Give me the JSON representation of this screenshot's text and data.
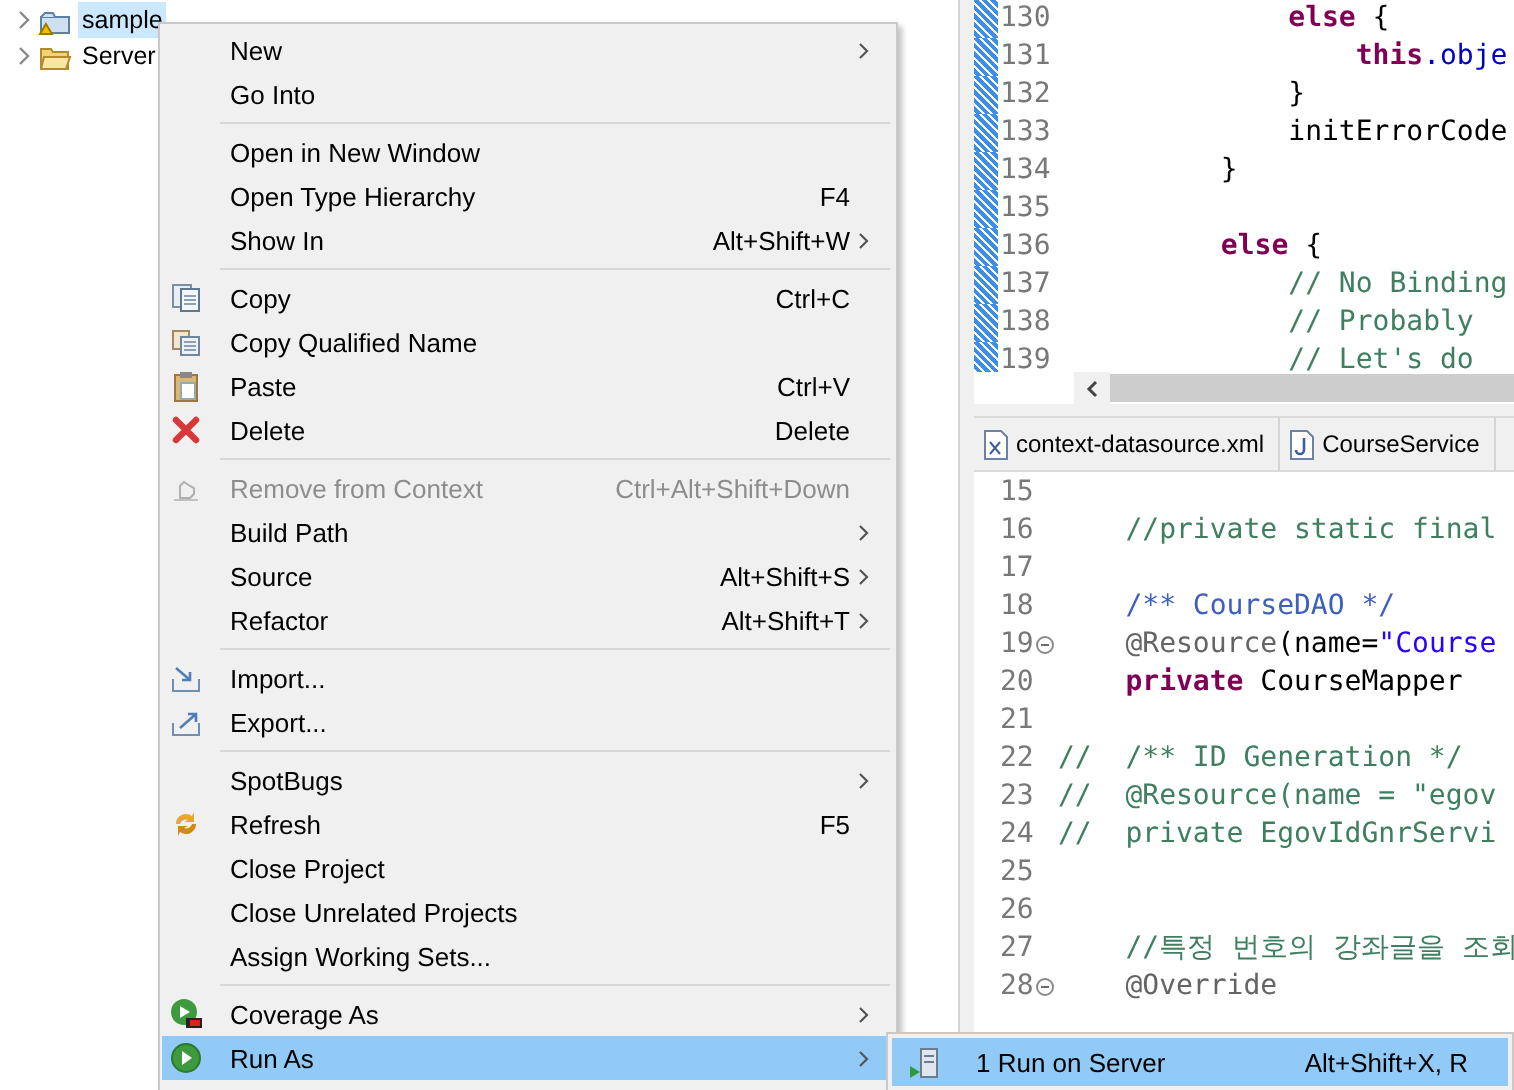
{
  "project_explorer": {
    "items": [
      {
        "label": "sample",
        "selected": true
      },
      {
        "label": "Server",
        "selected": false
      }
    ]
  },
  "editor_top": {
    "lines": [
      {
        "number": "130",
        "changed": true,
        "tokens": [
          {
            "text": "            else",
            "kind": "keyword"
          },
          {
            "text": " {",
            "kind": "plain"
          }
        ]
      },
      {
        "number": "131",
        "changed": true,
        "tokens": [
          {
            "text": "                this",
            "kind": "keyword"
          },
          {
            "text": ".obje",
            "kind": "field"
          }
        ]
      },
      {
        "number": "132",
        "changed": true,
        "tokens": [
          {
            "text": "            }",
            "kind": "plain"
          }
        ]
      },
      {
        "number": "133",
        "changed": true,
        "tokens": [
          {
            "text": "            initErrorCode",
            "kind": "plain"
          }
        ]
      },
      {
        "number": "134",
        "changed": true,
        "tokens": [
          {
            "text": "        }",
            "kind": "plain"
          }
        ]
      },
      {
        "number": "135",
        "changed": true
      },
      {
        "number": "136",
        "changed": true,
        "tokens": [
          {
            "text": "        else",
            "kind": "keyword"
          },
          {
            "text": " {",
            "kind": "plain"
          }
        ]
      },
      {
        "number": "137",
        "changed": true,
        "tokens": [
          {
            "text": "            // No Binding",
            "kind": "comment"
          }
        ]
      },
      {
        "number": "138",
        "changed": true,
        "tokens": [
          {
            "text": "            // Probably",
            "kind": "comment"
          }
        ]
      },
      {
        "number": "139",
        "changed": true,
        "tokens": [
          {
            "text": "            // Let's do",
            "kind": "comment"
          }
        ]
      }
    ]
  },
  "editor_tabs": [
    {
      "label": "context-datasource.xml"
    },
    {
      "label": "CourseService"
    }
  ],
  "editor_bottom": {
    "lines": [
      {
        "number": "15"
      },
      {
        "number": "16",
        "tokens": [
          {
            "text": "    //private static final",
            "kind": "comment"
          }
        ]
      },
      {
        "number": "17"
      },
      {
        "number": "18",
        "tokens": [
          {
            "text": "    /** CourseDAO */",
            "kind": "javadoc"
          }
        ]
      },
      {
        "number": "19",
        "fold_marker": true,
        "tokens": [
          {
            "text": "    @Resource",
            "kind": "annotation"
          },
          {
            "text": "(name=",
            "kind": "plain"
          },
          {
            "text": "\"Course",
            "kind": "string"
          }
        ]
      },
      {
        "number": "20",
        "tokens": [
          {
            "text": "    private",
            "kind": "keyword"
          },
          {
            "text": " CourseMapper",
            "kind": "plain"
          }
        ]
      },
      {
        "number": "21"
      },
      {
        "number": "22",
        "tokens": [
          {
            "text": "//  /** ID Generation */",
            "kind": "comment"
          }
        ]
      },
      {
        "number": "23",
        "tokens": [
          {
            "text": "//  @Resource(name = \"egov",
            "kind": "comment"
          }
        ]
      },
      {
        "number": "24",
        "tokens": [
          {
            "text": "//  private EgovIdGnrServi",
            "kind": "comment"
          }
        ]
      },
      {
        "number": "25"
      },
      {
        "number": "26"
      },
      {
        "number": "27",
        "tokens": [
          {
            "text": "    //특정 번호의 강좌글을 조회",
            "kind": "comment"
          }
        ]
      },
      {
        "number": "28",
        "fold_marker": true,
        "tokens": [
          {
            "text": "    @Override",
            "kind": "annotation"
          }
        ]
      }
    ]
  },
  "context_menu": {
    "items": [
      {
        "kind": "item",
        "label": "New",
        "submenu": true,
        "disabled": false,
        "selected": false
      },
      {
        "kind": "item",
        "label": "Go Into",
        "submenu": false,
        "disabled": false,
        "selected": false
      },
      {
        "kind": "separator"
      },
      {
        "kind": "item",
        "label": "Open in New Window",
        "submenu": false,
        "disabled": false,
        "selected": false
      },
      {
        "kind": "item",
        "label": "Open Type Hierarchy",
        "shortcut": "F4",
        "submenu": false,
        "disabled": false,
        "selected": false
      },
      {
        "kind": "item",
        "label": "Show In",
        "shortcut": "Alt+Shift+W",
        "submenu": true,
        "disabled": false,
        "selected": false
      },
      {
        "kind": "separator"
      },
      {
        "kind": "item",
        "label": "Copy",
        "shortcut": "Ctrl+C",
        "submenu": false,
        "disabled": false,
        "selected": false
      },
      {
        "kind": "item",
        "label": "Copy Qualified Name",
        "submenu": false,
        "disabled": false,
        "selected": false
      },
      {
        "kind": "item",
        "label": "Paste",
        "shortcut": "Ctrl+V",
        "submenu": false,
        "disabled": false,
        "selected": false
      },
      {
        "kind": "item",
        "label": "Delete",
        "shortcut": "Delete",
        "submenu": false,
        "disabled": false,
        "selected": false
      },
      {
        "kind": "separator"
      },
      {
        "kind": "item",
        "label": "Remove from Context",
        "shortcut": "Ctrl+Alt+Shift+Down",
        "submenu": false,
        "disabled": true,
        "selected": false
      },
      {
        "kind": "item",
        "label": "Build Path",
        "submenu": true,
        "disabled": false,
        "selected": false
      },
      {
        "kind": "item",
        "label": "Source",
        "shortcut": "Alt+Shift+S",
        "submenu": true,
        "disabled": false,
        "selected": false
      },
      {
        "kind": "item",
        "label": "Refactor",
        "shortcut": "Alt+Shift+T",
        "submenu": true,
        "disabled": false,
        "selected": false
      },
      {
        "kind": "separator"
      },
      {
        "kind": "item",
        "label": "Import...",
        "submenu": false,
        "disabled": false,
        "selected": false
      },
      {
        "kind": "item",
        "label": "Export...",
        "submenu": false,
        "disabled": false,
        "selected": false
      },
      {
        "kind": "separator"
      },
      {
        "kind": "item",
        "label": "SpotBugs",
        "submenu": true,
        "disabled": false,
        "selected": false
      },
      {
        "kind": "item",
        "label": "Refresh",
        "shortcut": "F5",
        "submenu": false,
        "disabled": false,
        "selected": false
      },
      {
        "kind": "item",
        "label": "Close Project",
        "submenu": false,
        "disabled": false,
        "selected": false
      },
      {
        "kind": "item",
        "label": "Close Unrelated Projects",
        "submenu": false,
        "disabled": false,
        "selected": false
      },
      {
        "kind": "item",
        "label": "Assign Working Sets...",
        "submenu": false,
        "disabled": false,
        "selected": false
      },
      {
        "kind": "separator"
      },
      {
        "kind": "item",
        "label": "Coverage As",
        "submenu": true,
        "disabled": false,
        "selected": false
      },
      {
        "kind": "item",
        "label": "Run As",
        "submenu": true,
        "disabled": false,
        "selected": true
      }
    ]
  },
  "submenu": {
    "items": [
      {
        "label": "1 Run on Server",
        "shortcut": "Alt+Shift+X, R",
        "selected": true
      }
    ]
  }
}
---
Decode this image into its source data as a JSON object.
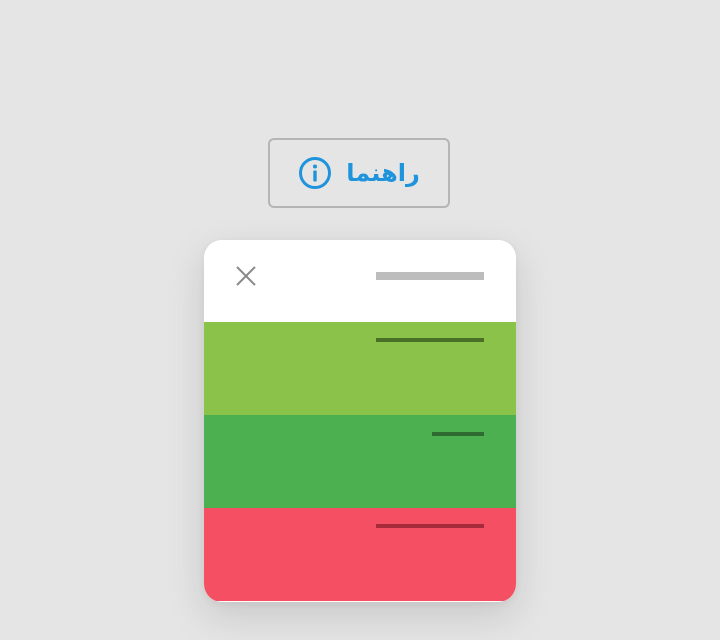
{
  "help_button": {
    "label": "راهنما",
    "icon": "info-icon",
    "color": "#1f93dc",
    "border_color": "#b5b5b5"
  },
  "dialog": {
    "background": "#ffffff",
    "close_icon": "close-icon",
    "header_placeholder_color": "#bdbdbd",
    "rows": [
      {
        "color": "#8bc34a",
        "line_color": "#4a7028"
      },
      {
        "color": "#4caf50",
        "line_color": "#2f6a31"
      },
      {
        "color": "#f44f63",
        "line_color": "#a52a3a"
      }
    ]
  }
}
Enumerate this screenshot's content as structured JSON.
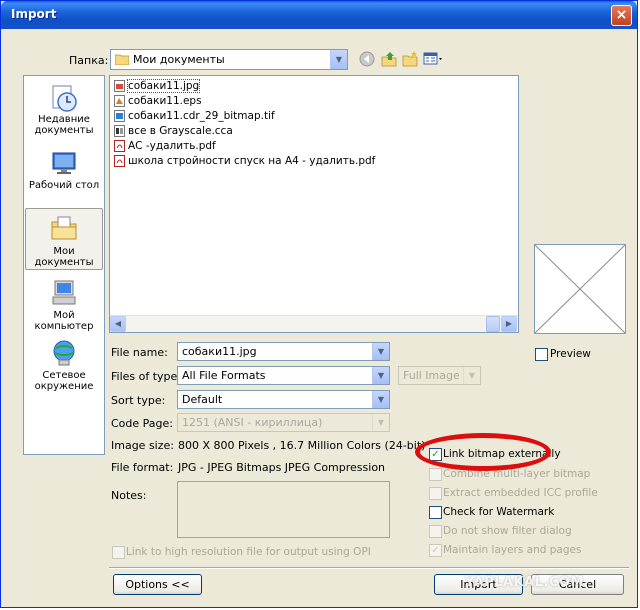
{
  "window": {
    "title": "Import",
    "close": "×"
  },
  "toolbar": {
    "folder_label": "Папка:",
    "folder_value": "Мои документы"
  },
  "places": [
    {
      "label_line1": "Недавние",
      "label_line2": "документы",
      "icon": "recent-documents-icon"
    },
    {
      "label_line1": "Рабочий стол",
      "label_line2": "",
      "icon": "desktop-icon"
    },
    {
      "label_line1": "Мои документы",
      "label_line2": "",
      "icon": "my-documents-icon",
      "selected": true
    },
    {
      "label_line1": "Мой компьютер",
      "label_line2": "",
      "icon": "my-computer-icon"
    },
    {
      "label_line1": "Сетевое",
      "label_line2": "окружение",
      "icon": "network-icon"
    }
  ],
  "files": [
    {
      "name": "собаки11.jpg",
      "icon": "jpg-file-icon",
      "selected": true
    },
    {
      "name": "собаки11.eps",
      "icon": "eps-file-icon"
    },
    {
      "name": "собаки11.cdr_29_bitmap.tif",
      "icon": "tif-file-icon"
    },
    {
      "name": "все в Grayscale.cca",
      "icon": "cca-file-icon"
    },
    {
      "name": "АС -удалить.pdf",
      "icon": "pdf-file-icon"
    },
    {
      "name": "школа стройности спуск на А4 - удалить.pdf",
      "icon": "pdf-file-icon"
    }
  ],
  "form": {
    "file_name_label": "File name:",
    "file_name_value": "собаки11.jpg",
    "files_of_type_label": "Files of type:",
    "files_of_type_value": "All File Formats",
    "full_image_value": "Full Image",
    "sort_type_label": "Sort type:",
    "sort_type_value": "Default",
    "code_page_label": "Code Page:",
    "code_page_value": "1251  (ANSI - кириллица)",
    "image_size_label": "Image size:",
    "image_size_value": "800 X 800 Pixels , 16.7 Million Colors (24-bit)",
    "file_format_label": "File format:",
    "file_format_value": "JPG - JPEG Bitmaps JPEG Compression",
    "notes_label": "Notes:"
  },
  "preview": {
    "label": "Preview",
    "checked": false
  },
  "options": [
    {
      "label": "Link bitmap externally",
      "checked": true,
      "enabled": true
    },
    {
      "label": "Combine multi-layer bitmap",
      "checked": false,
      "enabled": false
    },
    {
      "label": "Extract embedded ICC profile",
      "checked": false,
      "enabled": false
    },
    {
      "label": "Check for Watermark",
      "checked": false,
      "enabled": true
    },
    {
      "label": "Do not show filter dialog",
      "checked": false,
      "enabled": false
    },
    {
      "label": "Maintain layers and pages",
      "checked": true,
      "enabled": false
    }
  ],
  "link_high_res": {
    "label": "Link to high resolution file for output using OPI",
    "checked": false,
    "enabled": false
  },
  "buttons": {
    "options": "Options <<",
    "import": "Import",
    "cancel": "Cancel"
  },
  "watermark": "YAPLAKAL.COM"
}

§ **Task details**
Return every line holding the word "documents" from the records.

§ **Response for this exercise**
      "icon": "recent-documents-icon"
      "icon": "my-documents-icon",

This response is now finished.